Instructions to follow » Find every line of the listing below where "number" appears, and copy it.

Records for this exercise »
***

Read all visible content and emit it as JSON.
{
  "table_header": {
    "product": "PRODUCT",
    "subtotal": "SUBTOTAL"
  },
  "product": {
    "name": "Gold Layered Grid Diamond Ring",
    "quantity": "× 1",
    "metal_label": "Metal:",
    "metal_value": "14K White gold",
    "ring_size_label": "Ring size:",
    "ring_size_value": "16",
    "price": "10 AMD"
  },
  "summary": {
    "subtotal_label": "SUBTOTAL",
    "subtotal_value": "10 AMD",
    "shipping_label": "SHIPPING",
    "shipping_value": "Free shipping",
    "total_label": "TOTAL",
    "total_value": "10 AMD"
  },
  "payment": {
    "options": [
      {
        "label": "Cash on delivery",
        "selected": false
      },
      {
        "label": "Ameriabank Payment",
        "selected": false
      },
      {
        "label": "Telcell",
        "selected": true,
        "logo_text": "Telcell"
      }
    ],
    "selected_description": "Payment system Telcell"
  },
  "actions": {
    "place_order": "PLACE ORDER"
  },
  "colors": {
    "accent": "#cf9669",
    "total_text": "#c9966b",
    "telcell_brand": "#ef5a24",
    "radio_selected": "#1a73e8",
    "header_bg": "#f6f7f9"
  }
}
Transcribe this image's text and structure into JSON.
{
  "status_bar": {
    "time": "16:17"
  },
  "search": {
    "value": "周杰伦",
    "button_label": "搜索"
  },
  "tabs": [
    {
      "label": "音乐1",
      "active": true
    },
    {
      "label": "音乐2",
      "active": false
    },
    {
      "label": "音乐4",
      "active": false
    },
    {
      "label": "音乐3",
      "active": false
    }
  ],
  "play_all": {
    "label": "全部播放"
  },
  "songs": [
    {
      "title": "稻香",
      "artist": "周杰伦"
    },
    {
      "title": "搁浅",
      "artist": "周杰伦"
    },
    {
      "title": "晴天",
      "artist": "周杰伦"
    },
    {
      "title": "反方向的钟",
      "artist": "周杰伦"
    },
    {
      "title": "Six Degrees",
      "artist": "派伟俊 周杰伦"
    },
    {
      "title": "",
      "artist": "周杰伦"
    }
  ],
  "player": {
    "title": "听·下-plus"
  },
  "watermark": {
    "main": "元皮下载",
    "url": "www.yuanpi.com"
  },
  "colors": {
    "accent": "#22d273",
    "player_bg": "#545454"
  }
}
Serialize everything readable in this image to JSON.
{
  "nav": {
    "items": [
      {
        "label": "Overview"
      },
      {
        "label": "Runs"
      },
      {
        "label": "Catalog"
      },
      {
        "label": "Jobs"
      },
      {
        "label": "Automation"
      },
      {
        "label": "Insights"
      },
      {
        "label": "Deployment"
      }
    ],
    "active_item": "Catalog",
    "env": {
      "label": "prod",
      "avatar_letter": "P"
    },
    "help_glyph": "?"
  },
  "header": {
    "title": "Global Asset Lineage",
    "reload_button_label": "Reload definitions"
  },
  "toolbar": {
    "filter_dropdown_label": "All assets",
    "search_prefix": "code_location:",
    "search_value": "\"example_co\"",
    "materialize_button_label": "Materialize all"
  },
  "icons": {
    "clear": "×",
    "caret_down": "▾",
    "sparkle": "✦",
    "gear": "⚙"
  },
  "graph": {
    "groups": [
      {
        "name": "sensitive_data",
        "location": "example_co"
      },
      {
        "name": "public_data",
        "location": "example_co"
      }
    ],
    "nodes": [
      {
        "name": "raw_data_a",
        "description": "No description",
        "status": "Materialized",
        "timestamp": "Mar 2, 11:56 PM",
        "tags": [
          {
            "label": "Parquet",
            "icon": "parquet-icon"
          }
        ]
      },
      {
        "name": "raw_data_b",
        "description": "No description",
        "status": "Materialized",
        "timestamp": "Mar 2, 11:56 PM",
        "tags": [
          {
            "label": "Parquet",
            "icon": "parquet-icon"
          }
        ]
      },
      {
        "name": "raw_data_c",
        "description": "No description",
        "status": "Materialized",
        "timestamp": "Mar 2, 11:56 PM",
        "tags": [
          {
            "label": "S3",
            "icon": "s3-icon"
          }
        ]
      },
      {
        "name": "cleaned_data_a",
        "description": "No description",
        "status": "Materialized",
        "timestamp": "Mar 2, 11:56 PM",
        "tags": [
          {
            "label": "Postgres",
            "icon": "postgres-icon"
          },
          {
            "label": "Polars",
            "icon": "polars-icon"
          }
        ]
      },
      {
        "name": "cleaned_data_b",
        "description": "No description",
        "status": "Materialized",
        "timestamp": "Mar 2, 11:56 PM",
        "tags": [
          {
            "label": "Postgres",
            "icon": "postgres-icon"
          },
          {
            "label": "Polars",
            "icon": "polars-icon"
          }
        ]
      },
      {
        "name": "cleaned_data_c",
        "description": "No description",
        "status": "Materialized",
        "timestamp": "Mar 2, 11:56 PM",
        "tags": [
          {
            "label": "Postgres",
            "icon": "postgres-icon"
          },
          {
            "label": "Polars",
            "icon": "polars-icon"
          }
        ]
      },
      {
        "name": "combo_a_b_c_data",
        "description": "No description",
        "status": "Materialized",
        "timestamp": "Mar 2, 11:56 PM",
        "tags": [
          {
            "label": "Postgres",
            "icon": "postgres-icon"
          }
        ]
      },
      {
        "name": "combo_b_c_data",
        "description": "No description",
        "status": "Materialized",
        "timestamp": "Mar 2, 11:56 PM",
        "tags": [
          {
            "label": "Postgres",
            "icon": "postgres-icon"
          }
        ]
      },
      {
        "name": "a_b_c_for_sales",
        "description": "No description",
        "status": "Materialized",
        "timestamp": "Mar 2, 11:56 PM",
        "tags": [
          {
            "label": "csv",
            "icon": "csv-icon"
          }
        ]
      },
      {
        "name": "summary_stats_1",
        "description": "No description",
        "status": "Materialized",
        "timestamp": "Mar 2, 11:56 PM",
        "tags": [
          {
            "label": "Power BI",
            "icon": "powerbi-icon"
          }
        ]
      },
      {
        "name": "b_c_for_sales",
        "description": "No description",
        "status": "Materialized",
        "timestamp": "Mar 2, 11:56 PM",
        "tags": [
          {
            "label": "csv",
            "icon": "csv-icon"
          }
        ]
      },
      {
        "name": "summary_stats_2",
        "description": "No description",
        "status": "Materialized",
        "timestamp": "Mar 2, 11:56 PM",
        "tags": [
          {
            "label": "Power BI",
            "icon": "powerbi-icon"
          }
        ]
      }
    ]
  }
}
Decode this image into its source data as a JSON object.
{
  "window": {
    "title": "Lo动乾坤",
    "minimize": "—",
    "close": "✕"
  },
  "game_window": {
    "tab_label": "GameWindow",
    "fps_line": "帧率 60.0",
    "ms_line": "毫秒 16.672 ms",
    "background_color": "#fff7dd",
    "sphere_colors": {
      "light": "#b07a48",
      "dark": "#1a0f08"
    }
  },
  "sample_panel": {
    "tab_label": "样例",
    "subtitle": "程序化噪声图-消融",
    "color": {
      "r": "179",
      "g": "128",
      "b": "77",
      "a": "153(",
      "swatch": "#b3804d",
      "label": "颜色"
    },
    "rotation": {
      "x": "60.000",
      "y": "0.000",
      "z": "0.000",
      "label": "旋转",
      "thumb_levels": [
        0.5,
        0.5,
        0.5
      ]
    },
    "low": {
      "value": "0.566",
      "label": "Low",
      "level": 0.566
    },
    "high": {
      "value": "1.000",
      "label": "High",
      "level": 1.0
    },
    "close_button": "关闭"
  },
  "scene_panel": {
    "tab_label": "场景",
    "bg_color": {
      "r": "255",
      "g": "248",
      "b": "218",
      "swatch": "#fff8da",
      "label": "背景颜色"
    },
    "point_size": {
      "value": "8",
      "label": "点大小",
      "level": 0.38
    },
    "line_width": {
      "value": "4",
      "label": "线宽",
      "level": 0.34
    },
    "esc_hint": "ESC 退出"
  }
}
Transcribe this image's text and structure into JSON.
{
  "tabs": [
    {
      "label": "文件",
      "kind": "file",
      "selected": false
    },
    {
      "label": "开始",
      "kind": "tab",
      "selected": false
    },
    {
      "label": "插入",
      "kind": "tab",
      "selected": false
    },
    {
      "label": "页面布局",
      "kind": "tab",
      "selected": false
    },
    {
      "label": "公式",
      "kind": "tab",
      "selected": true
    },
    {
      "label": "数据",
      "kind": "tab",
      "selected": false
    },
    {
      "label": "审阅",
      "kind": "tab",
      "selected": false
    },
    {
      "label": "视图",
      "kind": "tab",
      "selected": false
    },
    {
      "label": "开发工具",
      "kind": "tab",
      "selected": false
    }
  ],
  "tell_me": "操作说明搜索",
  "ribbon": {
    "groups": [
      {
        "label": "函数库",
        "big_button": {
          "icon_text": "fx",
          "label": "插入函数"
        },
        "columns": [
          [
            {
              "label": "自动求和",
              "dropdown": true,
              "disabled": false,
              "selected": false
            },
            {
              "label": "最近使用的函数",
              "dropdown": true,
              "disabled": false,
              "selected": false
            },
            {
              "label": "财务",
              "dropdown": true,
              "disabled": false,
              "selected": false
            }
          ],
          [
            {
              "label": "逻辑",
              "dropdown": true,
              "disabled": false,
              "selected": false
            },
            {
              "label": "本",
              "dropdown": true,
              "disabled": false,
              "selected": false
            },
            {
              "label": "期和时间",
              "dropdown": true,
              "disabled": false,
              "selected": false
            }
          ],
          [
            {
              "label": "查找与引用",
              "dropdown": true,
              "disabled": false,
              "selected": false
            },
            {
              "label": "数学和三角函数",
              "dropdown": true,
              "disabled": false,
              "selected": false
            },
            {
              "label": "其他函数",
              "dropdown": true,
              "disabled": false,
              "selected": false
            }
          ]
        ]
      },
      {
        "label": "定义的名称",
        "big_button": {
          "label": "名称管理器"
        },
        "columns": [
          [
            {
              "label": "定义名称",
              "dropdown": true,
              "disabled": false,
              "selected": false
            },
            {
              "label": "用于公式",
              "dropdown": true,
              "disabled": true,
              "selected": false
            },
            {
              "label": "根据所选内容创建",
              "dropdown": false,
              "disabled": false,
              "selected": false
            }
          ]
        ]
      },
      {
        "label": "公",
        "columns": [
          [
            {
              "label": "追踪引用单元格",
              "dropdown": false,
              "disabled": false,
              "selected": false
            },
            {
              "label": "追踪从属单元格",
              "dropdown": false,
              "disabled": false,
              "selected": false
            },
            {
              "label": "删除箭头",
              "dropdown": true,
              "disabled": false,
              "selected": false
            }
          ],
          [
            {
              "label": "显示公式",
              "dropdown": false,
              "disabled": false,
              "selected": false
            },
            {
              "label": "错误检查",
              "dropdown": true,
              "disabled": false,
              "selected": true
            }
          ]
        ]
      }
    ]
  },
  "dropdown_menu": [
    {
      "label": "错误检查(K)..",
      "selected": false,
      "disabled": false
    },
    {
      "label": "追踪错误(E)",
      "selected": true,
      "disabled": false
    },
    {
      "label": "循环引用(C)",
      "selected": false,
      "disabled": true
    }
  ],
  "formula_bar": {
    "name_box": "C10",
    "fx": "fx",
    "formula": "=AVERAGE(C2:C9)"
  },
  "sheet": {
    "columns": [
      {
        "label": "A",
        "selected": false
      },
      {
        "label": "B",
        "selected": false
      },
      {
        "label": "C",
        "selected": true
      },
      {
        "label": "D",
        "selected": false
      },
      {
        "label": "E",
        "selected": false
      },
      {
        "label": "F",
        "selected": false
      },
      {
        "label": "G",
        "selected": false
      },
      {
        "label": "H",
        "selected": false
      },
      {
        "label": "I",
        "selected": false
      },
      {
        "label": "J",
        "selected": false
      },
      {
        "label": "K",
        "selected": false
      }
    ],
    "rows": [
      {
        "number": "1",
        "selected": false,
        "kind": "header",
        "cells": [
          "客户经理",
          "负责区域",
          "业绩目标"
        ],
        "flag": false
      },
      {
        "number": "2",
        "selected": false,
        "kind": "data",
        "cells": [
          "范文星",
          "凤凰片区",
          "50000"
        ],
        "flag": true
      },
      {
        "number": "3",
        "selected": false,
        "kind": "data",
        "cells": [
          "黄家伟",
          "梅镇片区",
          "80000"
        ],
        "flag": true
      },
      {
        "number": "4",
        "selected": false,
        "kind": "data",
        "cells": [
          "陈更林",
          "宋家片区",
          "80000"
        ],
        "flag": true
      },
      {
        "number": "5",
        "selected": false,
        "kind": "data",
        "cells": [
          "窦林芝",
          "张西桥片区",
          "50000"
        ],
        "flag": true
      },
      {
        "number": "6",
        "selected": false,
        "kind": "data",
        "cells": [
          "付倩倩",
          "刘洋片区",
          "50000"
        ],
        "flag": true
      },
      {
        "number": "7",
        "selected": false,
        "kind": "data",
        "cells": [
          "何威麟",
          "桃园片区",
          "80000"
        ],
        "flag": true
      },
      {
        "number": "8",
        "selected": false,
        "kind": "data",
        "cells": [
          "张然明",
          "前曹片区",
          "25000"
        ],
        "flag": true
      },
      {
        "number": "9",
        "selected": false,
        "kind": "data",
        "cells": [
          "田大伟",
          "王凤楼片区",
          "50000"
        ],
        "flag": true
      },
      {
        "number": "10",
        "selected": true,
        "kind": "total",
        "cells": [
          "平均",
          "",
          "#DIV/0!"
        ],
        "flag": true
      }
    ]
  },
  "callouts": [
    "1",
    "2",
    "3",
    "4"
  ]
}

***

Answer for the task »
        "number": "1",
        "number": "2",
        "number": "3",
        "number": "4",
        "number": "5",
        "number": "6",
        "number": "7",
        "number": "8",
        "number": "9",
        "number": "10",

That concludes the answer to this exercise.